In the records below, find each line with the word "comunicación" and copy it.

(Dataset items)
• • • •

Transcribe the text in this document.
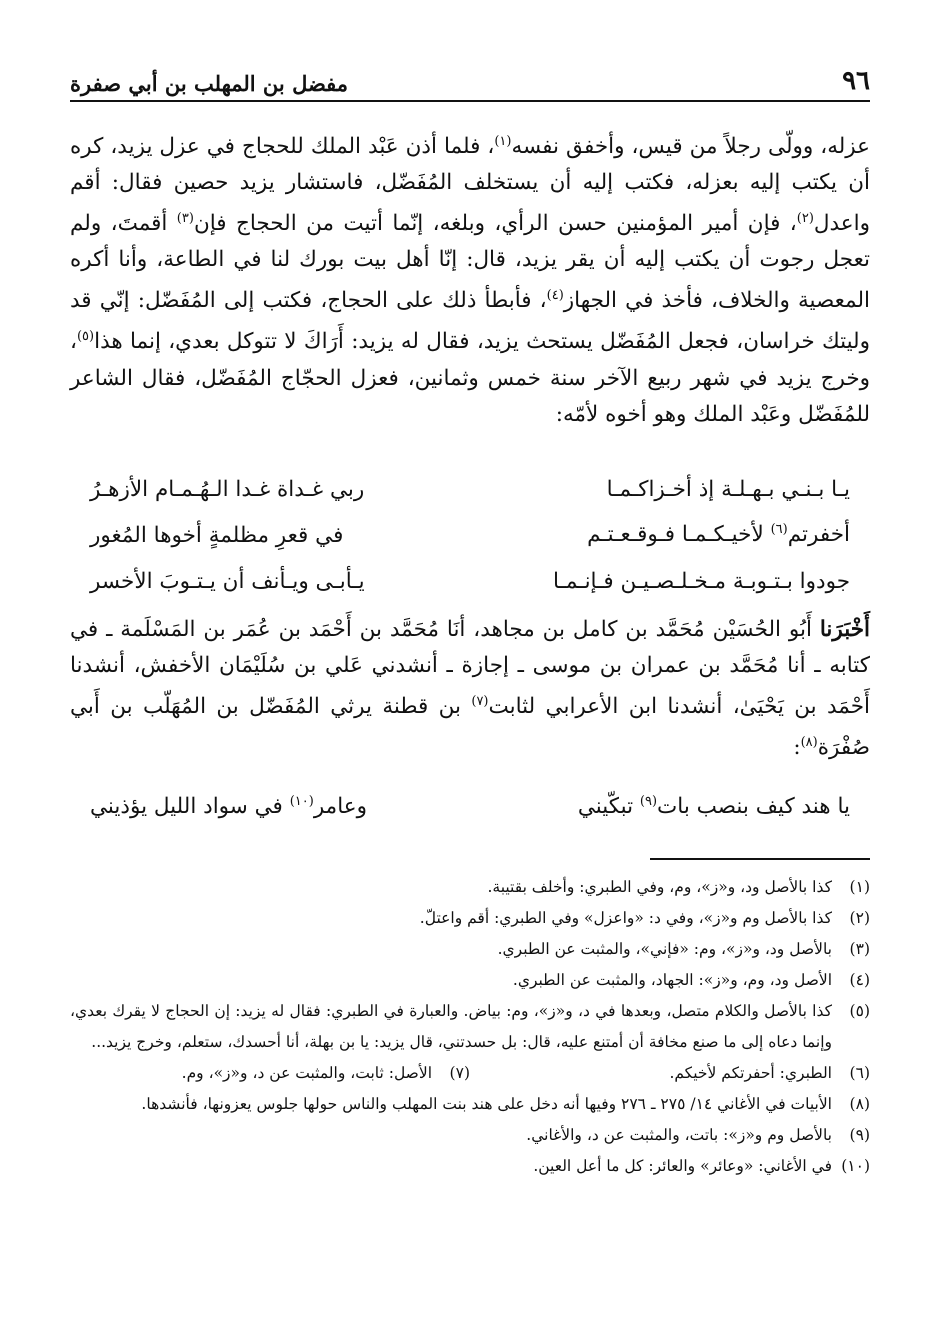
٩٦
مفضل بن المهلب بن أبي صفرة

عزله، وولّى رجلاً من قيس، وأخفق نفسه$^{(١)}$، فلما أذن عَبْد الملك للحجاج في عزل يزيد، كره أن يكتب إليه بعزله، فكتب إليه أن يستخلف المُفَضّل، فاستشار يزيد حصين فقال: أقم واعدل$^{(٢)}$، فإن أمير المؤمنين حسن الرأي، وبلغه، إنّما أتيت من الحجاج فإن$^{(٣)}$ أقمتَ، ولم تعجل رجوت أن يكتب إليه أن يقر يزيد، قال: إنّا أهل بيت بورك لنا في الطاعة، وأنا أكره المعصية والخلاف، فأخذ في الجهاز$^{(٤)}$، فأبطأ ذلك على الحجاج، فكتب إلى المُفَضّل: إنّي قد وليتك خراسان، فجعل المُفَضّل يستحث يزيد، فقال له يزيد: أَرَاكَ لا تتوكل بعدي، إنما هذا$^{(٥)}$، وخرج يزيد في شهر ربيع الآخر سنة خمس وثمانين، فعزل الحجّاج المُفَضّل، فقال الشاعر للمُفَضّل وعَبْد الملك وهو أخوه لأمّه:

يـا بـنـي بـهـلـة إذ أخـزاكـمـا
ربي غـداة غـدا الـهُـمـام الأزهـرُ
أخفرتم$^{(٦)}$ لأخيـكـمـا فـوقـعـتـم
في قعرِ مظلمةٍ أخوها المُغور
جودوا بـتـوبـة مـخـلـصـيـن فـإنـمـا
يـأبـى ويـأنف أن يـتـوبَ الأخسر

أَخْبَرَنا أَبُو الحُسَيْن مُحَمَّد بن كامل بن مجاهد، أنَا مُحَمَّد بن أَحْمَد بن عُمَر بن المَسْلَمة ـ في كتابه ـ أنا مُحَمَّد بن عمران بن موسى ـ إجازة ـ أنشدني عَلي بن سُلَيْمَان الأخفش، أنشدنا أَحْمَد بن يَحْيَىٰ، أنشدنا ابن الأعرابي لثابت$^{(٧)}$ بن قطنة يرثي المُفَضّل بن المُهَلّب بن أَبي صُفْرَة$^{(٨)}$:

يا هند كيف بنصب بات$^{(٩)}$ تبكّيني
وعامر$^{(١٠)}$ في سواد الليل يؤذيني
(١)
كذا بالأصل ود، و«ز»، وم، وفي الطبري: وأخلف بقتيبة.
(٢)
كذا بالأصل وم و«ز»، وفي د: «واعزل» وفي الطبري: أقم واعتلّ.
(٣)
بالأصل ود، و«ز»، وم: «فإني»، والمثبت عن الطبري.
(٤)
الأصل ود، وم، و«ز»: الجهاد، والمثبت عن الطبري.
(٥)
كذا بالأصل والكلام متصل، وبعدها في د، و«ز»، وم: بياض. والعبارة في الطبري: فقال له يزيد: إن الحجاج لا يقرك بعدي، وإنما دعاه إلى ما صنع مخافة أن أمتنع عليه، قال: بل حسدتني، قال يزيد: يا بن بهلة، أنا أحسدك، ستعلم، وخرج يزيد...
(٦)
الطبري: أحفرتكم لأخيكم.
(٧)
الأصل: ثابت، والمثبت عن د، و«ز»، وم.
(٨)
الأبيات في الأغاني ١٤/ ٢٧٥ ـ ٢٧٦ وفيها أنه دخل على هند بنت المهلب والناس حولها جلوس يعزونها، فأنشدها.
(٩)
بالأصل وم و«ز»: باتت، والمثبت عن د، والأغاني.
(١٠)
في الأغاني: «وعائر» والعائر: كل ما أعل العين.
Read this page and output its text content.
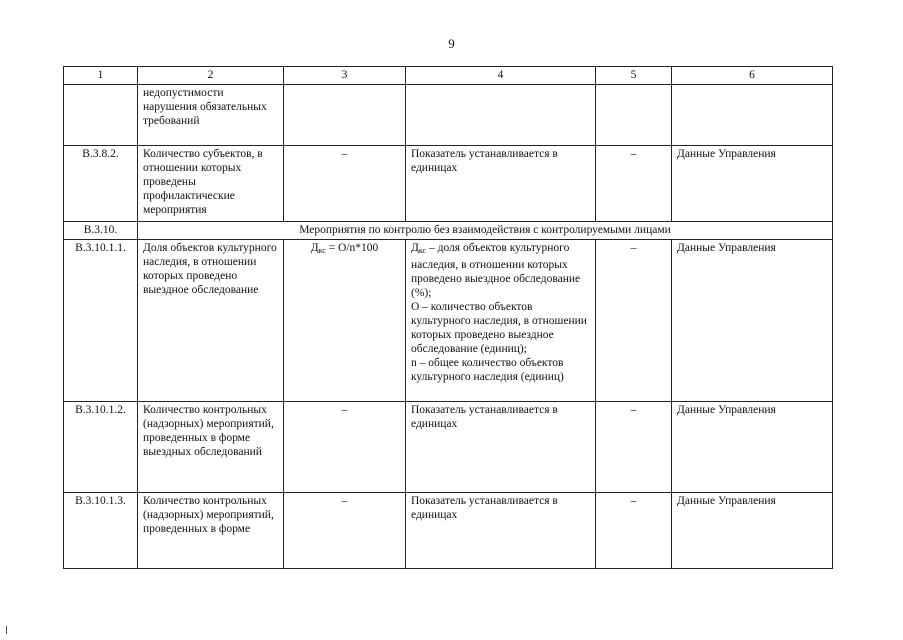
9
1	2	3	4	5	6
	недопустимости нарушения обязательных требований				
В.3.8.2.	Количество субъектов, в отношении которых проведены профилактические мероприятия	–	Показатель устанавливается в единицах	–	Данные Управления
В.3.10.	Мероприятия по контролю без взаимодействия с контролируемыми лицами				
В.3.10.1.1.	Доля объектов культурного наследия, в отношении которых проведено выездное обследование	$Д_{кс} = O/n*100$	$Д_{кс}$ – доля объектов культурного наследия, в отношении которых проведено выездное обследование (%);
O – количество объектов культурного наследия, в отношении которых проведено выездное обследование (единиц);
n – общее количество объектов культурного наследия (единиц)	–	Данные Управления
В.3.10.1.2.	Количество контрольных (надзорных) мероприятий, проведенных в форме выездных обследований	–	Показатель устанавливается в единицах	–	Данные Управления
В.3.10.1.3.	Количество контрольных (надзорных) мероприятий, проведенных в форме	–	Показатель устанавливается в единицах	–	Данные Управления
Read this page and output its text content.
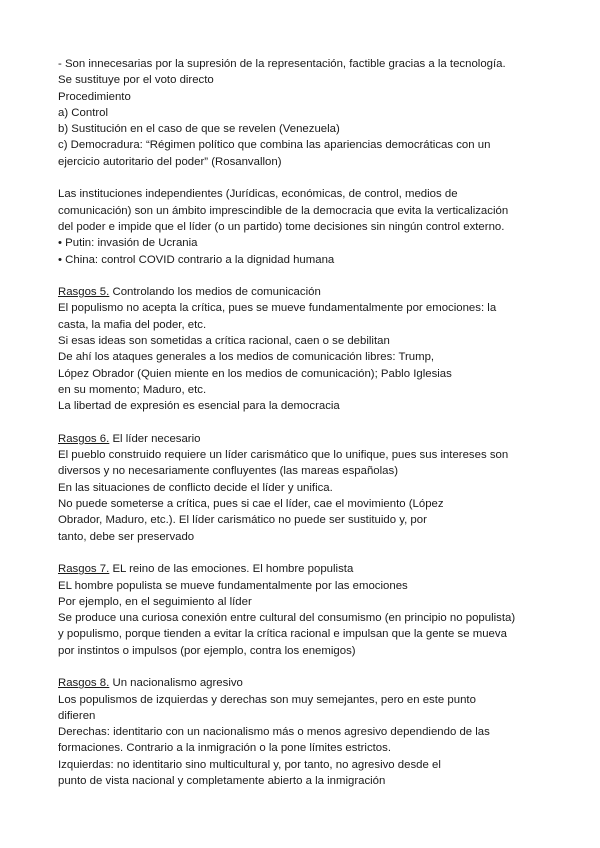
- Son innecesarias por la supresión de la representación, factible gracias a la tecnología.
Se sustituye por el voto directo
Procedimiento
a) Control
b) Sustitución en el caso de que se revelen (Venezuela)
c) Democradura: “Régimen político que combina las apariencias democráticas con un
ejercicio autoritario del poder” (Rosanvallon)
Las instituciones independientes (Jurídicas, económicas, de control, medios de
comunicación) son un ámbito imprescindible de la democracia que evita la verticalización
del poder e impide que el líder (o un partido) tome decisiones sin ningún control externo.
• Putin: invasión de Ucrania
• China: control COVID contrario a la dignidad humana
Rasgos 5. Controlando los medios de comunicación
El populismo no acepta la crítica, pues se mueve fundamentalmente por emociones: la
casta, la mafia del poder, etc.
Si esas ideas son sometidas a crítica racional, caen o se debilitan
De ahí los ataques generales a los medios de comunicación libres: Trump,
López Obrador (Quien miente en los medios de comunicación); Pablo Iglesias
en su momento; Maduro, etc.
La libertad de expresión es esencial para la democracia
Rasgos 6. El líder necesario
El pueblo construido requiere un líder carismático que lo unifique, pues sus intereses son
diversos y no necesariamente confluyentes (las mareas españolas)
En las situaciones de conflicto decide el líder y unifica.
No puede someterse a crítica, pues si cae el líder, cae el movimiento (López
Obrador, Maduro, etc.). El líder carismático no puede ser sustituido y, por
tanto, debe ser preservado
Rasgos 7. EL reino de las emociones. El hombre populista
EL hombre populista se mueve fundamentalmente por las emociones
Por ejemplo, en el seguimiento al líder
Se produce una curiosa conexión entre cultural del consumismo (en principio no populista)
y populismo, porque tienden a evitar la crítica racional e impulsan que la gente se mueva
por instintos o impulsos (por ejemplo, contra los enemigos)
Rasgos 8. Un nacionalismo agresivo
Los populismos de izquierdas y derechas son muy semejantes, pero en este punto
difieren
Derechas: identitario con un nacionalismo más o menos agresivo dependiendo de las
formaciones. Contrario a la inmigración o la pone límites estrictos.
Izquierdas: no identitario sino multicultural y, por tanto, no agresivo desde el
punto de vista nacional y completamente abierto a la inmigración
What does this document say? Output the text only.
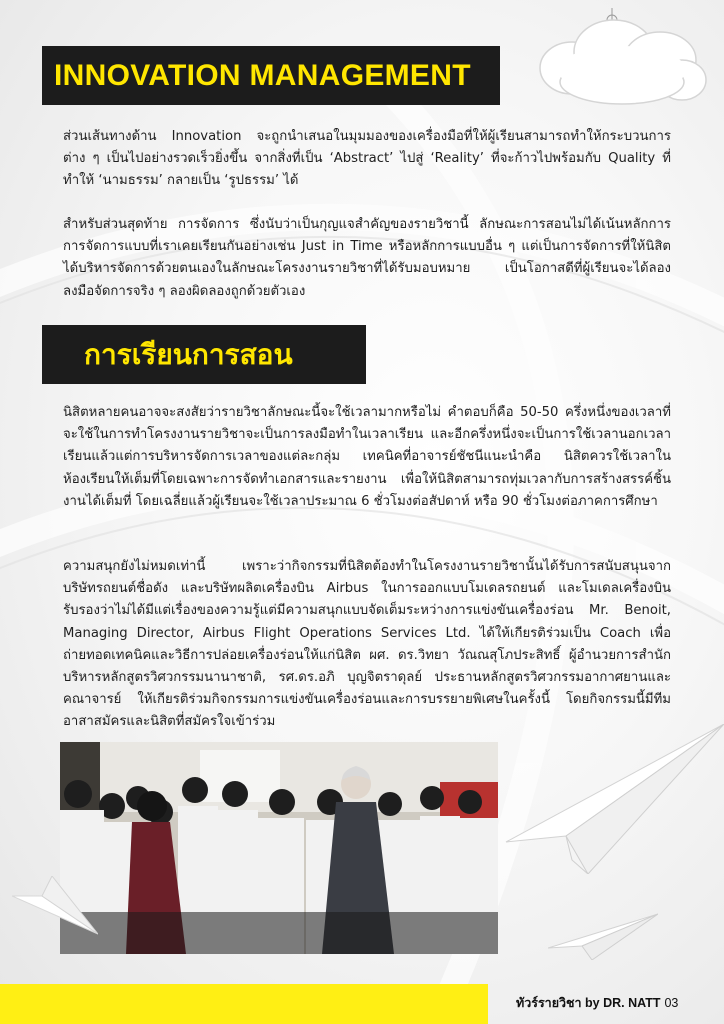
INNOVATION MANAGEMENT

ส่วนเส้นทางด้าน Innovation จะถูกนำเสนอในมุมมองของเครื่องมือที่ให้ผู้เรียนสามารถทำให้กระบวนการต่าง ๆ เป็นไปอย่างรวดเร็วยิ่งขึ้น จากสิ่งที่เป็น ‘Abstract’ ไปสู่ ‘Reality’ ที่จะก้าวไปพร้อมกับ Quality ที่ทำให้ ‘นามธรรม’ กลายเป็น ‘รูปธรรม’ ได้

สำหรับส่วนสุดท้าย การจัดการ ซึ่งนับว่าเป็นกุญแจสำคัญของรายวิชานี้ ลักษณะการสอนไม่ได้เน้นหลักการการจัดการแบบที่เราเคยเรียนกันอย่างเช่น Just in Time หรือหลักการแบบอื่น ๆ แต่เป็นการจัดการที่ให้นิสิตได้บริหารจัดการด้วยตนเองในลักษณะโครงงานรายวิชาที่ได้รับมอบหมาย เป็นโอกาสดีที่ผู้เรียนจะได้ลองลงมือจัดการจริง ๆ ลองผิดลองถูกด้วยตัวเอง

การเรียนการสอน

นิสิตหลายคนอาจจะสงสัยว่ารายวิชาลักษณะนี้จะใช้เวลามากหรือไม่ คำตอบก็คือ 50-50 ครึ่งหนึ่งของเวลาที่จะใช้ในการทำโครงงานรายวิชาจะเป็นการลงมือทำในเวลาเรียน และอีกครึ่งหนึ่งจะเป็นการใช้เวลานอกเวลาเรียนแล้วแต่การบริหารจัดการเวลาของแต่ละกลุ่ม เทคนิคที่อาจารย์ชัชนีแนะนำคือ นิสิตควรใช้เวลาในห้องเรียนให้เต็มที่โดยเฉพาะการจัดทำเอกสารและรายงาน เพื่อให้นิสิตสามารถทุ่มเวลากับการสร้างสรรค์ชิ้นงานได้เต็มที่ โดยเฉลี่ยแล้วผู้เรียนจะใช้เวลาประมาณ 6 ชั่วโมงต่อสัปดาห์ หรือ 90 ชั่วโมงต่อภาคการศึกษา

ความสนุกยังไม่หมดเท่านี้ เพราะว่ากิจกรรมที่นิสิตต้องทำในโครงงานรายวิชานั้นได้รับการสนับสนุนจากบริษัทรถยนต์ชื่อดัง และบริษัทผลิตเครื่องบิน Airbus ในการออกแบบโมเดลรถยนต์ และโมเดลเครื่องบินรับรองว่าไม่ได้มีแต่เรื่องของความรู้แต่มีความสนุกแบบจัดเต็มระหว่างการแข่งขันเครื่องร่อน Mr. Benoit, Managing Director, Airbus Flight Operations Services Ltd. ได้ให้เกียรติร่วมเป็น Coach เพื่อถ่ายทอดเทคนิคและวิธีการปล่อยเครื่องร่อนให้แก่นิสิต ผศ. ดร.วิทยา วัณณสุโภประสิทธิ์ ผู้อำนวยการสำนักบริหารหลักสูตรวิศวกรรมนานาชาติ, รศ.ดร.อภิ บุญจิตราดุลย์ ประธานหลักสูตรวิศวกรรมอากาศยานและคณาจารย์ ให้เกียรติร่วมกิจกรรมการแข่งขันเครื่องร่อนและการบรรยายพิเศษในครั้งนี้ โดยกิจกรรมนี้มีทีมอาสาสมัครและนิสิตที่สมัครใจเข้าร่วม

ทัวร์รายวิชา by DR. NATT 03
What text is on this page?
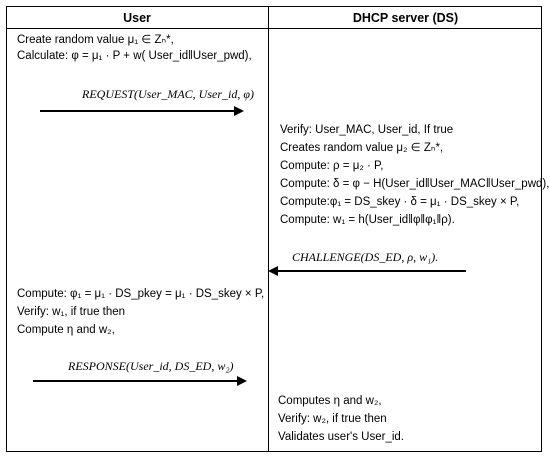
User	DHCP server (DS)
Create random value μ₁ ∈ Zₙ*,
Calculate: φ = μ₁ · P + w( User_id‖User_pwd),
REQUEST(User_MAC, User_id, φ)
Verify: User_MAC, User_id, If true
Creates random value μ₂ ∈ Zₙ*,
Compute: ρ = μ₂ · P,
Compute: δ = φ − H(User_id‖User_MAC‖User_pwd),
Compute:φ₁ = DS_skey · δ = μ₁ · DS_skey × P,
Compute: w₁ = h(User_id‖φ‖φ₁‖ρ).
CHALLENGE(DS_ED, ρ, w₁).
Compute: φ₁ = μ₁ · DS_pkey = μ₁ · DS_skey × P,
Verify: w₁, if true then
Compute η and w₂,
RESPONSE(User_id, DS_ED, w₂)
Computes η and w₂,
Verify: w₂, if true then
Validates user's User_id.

• • • •

_THE RESULT_
comunicación) son un ámbito imprescindible de la democracia que evita la verticalización
Rasgos 5. Controlando los medios de comunicación
De ahí los ataques generales a los medios de comunicación libres: Trump,
López Obrador (Quien miente en los medios de comunicación); Pablo Iglesias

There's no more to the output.